Reproduce the listing below line for line, starting with its first line and ending with the line that contains "watermark-text: 爱婷如命一生一世 —", including both of those lines.

SUPPLIED MATERIAL:
_ _ _ _ _ _ _
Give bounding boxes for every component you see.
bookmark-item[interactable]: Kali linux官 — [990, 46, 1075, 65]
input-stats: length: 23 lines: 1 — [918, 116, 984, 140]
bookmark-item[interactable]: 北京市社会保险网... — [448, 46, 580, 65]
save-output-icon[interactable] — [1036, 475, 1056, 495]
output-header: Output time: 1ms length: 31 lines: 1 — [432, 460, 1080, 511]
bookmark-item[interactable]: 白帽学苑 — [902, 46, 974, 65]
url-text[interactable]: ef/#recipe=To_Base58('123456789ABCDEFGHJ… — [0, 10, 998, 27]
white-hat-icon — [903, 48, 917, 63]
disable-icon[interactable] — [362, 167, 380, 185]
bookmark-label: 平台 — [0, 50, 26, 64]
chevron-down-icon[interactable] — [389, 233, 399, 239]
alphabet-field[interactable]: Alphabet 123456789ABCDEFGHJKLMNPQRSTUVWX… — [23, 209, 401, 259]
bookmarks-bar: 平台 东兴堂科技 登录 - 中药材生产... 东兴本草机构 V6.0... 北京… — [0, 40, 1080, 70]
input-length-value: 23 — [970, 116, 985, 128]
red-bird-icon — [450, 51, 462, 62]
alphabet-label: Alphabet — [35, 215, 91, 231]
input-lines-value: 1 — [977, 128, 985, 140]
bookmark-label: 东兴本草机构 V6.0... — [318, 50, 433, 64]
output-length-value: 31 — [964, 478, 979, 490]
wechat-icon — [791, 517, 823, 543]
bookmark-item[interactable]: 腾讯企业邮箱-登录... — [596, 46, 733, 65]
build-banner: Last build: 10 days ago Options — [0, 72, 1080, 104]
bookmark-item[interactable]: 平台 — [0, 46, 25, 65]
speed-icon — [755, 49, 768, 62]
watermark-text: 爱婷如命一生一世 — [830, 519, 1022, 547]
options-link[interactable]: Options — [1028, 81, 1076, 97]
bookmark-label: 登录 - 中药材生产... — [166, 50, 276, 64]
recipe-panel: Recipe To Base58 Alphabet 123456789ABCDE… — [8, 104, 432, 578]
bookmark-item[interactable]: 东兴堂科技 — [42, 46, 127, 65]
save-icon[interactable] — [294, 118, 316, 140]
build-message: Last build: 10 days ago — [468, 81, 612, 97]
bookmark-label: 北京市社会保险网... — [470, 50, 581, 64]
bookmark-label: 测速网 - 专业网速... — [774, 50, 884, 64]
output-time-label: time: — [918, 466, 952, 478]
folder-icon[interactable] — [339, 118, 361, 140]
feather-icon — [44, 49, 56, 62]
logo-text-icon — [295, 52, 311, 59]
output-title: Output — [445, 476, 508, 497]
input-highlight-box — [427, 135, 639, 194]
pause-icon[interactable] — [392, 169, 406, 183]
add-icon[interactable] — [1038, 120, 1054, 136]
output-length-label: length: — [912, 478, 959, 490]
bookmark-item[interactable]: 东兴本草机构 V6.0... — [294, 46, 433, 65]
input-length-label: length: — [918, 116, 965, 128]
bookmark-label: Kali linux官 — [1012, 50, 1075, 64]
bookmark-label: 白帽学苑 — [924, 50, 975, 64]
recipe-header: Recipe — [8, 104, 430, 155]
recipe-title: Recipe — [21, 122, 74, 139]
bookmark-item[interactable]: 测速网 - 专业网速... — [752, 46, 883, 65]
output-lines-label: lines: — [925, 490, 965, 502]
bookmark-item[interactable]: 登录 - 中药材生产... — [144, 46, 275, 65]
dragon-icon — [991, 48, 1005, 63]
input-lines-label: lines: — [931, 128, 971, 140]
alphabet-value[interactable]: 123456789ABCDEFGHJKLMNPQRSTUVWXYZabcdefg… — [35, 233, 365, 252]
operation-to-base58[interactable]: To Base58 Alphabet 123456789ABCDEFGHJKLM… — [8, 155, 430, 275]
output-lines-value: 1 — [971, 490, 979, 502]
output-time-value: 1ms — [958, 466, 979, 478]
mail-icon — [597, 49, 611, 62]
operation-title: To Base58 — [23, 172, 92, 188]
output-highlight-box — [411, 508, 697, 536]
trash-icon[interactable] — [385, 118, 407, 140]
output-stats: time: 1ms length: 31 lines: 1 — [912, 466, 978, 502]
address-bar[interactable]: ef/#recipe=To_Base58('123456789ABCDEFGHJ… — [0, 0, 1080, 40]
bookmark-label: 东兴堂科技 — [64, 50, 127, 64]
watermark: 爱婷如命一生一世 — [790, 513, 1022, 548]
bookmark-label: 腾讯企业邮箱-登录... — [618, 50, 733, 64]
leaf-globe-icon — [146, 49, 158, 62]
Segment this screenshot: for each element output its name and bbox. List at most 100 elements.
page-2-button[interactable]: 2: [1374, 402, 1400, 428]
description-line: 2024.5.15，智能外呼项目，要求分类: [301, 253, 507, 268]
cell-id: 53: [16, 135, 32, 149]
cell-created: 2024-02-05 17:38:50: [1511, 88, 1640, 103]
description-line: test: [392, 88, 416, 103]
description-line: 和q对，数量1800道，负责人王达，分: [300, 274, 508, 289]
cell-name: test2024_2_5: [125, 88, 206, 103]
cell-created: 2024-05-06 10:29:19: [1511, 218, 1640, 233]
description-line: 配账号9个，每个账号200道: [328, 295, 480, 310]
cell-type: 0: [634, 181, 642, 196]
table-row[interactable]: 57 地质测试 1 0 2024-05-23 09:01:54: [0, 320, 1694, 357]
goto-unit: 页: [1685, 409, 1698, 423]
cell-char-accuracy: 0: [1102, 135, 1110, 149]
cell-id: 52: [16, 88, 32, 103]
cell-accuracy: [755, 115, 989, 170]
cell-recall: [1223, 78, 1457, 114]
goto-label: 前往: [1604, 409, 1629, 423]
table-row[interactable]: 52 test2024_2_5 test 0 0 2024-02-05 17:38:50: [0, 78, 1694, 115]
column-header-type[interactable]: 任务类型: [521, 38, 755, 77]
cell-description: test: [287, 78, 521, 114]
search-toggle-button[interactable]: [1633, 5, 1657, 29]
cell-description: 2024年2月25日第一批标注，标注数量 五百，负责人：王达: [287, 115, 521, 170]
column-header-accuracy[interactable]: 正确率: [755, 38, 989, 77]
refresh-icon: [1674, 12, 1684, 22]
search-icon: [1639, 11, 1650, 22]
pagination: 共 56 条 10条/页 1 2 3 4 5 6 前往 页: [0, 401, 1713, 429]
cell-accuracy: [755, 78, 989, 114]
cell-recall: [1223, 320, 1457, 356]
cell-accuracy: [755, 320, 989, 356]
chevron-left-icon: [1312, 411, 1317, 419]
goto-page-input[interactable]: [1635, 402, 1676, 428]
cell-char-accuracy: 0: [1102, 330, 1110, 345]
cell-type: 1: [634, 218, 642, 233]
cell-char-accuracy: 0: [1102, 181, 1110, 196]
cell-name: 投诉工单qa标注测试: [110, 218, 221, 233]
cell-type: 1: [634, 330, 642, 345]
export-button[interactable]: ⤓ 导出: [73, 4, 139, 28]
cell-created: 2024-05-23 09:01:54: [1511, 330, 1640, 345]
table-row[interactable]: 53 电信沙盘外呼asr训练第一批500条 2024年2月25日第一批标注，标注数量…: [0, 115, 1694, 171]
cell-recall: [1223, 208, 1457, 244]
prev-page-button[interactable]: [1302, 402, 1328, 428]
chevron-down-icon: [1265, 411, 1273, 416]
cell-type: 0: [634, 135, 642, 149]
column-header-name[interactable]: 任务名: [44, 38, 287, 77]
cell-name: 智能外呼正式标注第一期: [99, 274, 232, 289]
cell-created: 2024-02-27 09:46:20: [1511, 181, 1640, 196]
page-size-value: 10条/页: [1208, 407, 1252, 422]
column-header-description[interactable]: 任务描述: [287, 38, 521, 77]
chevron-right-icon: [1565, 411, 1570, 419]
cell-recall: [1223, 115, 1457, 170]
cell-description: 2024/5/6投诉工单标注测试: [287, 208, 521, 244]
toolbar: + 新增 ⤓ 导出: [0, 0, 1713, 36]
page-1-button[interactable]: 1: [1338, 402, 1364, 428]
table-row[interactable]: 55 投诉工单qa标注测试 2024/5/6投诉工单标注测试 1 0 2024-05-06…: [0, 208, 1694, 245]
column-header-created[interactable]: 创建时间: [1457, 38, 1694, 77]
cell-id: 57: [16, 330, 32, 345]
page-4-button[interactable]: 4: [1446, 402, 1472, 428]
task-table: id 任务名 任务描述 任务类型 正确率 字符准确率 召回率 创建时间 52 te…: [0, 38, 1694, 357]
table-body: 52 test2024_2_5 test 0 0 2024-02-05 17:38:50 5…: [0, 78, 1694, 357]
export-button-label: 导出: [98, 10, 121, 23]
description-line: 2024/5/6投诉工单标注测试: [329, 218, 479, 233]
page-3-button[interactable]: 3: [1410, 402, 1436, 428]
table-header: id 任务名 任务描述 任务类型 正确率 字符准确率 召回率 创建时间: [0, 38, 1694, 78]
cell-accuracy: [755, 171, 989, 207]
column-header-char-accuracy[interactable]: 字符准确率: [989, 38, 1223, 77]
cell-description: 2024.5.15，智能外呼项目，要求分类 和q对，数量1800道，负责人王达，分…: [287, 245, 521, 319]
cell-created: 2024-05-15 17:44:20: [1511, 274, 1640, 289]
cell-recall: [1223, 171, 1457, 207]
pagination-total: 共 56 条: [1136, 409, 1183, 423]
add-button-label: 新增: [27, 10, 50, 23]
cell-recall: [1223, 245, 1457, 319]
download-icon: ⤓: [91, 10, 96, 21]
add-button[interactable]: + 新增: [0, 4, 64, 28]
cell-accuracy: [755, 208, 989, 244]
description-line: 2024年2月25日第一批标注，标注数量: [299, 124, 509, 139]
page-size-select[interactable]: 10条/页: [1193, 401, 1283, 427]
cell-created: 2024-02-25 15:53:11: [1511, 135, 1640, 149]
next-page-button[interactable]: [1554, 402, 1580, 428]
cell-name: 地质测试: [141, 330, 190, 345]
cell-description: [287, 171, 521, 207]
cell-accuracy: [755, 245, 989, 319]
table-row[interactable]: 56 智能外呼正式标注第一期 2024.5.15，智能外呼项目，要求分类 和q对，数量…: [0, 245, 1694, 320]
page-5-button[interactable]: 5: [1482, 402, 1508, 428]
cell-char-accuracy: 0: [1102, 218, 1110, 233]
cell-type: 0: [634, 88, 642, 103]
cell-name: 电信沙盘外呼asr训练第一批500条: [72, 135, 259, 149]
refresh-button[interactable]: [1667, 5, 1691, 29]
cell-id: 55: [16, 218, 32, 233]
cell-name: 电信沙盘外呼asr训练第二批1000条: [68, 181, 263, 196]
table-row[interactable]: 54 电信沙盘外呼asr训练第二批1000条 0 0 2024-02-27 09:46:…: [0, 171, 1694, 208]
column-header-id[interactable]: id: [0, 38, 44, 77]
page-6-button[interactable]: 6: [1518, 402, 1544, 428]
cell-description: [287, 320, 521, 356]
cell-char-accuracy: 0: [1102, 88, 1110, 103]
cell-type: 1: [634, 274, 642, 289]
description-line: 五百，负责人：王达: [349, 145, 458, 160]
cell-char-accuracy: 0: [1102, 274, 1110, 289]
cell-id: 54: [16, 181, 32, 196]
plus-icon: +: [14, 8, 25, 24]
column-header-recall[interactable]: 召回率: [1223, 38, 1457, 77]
_ _ _ _ _ _ _
ANSWER TO THE TASK:
Give bounding boxes for every component you see.
bookmark-item[interactable]: Kali linux官 — [990, 46, 1075, 65]
input-stats: length: 23 lines: 1 — [918, 116, 984, 140]
bookmark-item[interactable]: 北京市社会保险网... — [448, 46, 580, 65]
save-output-icon[interactable] — [1036, 475, 1056, 495]
output-header: Output time: 1ms length: 31 lines: 1 — [432, 460, 1080, 511]
bookmark-item[interactable]: 白帽学苑 — [902, 46, 974, 65]
url-text[interactable]: ef/#recipe=To_Base58('123456789ABCDEFGHJ… — [0, 10, 998, 27]
white-hat-icon — [903, 48, 917, 63]
disable-icon[interactable] — [362, 167, 380, 185]
bookmark-label: 平台 — [0, 50, 26, 64]
chevron-down-icon[interactable] — [389, 233, 399, 239]
alphabet-field[interactable]: Alphabet 123456789ABCDEFGHJKLMNPQRSTUVWX… — [23, 209, 401, 259]
bookmarks-bar: 平台 东兴堂科技 登录 - 中药材生产... 东兴本草机构 V6.0... 北京… — [0, 40, 1080, 70]
input-length-value: 23 — [970, 116, 985, 128]
red-bird-icon — [450, 51, 462, 62]
alphabet-label: Alphabet — [35, 215, 91, 231]
input-lines-value: 1 — [977, 128, 985, 140]
bookmark-label: 东兴本草机构 V6.0... — [318, 50, 433, 64]
output-length-value: 31 — [964, 478, 979, 490]
wechat-icon — [791, 517, 823, 543]
bookmark-item[interactable]: 腾讯企业邮箱-登录... — [596, 46, 733, 65]
build-banner: Last build: 10 days ago Options — [0, 72, 1080, 104]
bookmark-item[interactable]: 平台 — [0, 46, 25, 65]
speed-icon — [755, 49, 768, 62]
watermark-text: 爱婷如命一生一世 — [830, 519, 1022, 547]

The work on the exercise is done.